Extracted data entries:
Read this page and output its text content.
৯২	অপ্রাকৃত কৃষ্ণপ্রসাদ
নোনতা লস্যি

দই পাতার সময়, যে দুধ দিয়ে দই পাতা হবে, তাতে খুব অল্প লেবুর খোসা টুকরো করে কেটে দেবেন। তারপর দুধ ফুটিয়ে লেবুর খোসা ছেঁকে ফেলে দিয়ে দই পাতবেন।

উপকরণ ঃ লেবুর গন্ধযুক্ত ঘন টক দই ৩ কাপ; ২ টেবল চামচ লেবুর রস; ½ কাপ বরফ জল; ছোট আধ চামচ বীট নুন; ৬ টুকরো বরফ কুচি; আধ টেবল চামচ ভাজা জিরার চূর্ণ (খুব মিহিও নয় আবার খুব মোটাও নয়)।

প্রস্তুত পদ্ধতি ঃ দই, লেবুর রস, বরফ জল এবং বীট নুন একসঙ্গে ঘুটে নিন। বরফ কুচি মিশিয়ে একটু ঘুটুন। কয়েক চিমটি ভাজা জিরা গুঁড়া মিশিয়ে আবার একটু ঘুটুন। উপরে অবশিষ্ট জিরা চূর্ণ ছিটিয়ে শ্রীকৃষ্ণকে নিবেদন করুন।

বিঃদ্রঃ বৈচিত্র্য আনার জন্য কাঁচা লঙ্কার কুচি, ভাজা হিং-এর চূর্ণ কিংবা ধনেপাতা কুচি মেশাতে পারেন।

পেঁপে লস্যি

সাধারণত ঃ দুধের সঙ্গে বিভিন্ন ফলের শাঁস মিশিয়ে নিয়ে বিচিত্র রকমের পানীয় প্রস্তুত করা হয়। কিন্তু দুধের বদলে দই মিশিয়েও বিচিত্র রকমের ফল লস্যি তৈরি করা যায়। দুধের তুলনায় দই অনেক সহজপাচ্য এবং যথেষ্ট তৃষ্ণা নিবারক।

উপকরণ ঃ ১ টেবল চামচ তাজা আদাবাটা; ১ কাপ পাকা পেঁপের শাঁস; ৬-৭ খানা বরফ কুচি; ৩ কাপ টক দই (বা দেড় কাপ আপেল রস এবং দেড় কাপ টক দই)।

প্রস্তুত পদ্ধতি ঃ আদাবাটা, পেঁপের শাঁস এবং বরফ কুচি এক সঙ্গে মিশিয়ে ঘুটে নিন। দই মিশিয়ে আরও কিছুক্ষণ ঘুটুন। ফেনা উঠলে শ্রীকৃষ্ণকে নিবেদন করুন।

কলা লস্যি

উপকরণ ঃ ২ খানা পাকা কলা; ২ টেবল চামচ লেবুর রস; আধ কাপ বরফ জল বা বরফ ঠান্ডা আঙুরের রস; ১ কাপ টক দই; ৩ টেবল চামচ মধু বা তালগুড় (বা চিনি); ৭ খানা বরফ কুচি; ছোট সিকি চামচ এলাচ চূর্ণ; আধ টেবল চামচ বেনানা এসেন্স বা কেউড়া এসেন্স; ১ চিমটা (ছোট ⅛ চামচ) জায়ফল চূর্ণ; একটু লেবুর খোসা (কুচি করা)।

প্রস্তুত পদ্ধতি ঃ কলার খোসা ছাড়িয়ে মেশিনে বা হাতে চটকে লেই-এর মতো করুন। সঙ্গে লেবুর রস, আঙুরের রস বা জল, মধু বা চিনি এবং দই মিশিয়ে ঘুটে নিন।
---
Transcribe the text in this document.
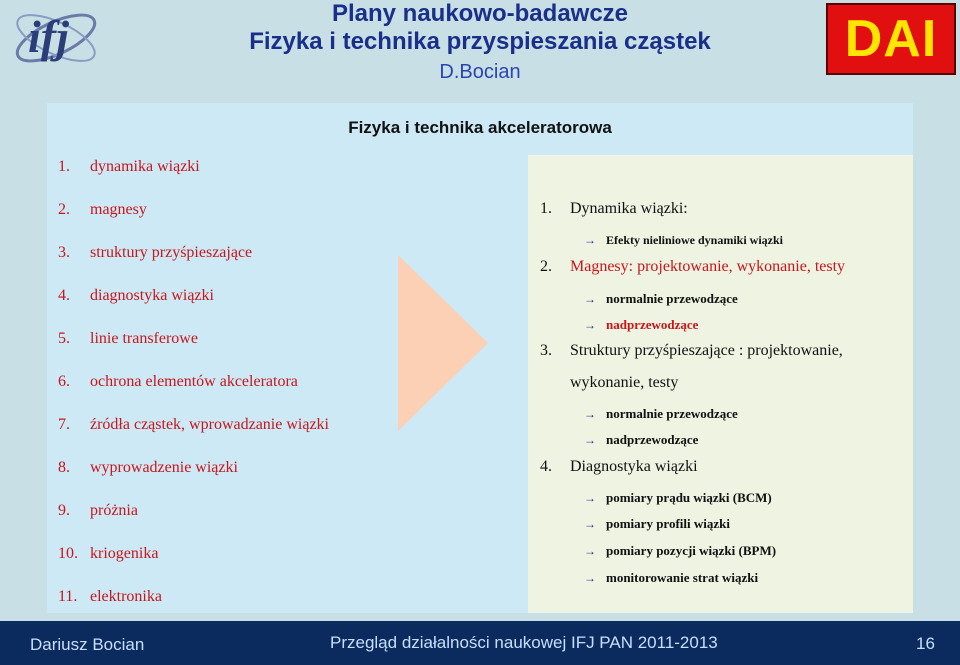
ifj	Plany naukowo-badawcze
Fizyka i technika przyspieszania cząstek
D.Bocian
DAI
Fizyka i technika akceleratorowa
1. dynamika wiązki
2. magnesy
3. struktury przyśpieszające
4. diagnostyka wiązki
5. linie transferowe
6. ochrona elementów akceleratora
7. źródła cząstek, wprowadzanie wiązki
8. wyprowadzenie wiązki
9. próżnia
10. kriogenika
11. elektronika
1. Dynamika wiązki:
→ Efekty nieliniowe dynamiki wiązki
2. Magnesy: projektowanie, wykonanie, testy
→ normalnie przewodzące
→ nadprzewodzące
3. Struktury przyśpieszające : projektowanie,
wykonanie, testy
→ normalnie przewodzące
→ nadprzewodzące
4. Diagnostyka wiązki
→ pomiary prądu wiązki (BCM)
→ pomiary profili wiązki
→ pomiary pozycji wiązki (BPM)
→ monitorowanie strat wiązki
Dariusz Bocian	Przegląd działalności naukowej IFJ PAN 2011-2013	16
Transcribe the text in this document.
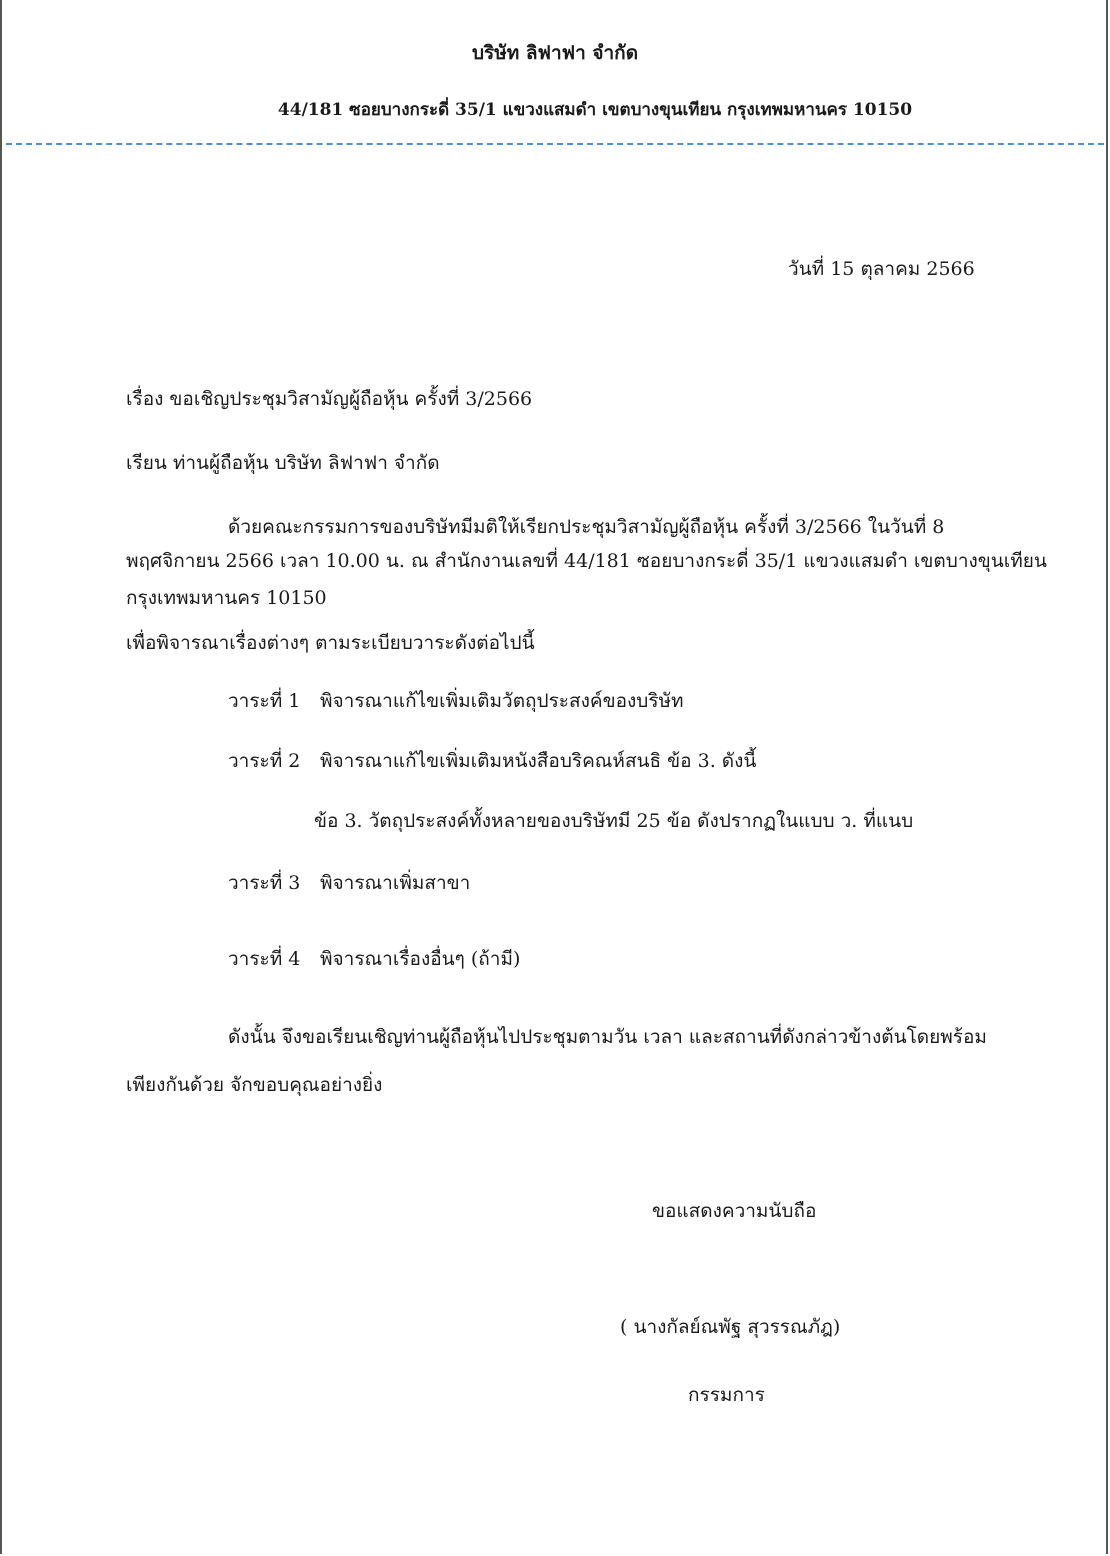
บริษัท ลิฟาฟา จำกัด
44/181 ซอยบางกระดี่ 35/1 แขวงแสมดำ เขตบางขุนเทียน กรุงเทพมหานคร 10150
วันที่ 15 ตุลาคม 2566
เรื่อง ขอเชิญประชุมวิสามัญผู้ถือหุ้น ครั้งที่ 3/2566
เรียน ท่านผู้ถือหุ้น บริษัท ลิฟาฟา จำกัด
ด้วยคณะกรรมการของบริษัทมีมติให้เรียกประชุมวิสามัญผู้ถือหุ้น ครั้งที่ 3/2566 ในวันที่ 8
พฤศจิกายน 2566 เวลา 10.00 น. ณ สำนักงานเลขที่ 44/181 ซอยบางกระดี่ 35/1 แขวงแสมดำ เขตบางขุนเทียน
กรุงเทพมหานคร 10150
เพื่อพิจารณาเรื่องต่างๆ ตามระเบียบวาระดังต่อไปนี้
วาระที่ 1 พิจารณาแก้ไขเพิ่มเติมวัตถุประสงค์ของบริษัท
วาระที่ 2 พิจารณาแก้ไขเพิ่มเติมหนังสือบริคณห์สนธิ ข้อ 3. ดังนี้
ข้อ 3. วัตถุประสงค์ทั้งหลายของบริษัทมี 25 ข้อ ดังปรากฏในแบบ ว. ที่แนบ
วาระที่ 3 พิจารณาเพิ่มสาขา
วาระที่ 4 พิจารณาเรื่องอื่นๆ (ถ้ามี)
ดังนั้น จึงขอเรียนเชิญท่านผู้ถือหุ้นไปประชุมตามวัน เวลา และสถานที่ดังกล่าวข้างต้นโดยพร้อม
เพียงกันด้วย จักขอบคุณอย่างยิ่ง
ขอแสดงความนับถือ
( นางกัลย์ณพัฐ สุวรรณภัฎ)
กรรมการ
==
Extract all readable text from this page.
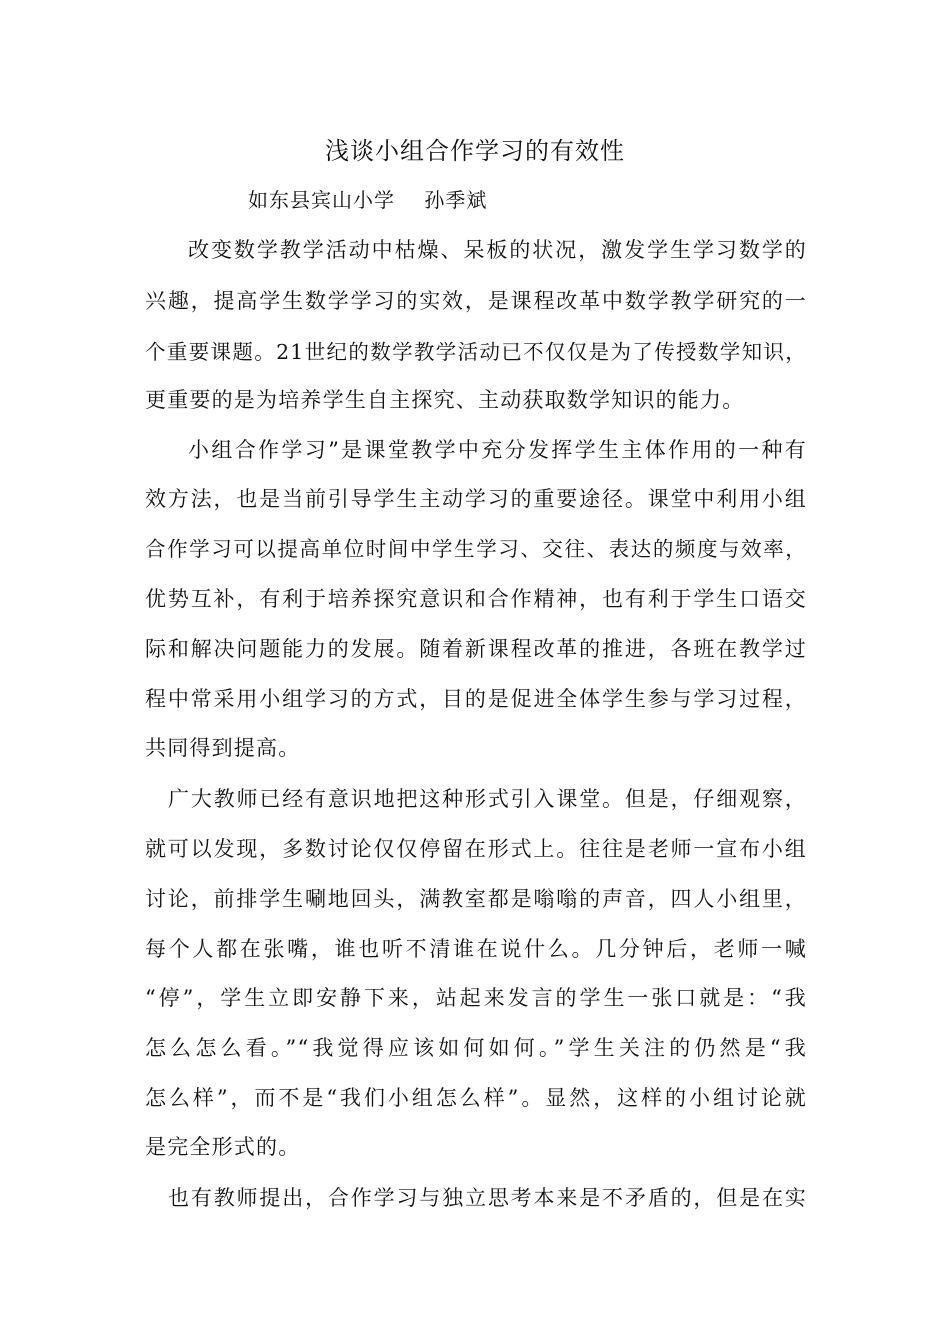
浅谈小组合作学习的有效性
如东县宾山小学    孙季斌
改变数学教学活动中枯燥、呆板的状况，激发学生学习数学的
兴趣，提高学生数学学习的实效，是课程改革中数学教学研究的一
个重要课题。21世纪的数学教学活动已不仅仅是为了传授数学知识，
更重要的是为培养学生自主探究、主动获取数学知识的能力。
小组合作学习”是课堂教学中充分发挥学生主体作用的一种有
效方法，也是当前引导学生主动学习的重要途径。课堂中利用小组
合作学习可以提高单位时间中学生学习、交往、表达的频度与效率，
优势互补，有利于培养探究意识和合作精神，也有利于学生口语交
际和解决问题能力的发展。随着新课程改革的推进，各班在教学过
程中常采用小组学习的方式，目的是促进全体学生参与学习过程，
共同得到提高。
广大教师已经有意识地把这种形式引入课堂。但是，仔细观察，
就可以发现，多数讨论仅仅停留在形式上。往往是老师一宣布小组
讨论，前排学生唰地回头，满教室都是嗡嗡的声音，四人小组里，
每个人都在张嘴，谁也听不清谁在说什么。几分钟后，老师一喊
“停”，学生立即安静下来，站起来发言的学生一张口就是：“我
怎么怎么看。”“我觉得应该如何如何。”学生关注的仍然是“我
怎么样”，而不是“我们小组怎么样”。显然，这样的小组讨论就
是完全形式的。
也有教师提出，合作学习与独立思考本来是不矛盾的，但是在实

**WHAT THIS TASK INVOLVES:** Within the listing, how many lines hold the word "จารณาแก"? Only the number is to be given.

**ANSWER FOR THE TASK:** 2